--- LISTED ENTRIES ---

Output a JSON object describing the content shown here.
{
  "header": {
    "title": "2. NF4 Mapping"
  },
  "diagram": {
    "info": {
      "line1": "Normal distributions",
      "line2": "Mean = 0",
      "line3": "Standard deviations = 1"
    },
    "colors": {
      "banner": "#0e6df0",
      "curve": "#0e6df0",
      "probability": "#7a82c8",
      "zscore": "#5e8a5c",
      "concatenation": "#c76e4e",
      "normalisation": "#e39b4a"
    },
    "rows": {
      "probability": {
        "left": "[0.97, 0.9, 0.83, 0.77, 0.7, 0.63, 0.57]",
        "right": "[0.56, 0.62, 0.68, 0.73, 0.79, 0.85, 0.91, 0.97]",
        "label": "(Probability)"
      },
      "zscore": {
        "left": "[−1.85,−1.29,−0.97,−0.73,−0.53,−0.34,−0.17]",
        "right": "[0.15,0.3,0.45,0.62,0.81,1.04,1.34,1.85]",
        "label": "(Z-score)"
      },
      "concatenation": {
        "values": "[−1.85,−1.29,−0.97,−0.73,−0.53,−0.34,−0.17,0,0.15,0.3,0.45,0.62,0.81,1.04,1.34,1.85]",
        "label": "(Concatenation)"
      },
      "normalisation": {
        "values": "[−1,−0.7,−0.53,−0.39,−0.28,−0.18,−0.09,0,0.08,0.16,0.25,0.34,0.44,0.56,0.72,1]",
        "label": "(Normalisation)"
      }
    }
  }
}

---

_WRITTEN EXERCISE_: Give the count of lines holding the word "right" and nothing more.

_SOLUTION BELOW_: 2